***** PROVIDED MATERIAL *****

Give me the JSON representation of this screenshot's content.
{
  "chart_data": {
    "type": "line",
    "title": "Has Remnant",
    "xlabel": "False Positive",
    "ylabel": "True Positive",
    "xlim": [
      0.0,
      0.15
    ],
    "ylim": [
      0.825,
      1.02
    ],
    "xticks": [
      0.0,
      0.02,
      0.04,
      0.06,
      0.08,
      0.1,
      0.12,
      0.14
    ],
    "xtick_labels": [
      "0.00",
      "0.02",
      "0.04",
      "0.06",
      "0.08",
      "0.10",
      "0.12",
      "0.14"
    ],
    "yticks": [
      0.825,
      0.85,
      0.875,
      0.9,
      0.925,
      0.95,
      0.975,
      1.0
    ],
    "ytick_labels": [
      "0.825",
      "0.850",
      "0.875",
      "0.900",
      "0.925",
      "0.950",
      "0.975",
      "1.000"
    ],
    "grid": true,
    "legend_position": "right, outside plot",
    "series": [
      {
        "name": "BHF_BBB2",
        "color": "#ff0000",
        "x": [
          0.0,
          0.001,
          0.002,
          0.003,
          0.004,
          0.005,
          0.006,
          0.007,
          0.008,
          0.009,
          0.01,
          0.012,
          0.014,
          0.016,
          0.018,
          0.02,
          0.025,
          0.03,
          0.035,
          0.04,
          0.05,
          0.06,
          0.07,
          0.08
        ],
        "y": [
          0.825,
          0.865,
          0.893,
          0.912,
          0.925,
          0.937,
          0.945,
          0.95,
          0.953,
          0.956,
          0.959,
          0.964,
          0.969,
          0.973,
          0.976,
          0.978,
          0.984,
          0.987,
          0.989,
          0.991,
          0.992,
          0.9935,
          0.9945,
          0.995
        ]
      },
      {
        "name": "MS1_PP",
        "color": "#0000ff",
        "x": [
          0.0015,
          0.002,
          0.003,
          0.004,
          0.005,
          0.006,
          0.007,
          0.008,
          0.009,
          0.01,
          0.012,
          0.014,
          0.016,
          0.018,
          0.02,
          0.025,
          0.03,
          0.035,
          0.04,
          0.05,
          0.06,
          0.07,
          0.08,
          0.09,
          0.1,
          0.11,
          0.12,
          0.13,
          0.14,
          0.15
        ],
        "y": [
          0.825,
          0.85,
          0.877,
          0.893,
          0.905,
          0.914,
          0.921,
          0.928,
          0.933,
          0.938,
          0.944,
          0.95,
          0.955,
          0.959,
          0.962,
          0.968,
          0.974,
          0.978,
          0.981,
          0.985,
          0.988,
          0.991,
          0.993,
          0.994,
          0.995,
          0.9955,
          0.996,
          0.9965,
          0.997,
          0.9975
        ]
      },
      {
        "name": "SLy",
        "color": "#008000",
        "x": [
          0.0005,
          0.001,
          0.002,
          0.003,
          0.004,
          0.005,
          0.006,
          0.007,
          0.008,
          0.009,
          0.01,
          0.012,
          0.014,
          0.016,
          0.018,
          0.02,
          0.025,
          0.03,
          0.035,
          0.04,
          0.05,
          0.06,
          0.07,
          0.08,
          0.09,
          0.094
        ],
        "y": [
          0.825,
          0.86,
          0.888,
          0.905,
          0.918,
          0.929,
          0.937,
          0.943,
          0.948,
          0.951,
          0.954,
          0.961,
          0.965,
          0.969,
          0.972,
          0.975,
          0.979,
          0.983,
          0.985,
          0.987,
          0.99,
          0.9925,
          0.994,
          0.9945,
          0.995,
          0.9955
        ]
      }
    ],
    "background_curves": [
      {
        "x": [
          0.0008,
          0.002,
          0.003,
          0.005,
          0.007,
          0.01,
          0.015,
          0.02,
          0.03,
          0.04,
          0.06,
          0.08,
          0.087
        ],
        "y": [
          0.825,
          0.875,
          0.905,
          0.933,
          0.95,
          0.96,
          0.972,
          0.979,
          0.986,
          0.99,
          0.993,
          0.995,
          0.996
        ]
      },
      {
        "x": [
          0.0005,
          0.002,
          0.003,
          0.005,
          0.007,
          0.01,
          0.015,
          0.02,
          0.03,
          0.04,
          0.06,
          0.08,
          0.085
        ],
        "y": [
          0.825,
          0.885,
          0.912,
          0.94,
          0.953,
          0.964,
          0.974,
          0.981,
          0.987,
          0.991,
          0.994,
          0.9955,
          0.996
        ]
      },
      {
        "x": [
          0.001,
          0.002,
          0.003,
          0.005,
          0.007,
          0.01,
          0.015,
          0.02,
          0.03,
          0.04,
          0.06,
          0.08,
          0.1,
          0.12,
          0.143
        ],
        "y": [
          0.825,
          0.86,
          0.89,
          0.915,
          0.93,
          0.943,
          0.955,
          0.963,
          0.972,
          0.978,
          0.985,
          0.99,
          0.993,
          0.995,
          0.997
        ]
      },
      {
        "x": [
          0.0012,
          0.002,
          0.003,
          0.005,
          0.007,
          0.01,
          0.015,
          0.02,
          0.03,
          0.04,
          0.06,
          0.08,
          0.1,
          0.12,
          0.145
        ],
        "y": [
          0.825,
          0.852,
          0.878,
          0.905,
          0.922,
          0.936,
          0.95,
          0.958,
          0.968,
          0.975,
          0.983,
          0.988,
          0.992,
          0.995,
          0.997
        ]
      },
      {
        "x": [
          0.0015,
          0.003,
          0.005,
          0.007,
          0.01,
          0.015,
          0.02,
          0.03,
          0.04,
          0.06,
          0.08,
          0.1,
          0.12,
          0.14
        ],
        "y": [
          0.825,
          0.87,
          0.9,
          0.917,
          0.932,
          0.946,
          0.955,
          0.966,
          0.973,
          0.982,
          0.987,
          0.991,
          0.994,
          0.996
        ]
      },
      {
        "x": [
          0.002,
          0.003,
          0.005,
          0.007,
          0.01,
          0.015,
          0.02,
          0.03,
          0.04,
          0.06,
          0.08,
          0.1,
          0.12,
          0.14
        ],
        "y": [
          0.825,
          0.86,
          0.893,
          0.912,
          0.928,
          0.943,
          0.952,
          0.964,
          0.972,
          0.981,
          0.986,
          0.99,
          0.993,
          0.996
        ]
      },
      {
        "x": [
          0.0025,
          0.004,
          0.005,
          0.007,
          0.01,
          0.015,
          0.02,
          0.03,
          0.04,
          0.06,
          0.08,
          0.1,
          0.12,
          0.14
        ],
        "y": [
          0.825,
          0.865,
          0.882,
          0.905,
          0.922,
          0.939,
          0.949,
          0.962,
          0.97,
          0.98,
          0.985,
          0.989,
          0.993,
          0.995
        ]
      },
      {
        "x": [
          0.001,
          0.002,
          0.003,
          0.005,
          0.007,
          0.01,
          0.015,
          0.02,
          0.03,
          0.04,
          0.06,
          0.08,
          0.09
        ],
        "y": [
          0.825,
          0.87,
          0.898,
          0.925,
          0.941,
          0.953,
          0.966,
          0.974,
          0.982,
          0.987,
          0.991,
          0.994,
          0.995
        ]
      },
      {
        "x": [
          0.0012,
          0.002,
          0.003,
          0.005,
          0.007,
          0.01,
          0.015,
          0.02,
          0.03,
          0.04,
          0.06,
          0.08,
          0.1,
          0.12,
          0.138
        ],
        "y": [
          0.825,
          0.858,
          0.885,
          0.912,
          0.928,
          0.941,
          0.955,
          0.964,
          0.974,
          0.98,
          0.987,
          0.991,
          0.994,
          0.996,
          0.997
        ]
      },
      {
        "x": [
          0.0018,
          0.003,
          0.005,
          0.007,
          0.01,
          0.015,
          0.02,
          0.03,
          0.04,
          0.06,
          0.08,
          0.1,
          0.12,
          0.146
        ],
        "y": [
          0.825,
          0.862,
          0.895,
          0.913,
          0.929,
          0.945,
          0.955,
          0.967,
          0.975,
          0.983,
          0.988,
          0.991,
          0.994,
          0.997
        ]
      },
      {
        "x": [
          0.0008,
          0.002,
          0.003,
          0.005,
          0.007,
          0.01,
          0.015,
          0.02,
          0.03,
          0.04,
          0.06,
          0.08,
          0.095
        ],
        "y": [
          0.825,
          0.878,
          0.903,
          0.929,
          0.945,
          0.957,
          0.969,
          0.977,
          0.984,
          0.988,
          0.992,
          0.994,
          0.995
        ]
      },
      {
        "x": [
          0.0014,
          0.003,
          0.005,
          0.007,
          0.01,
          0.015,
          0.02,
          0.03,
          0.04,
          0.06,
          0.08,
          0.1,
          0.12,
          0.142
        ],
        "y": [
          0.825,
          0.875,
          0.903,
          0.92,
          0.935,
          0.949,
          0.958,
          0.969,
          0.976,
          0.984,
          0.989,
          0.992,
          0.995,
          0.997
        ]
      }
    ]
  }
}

*****

**WHAT IS REQUIRED**
Among the entries above, how many lines include the word "color"? Give the number with no comment.

**OUTPUT OF THE TASK**
3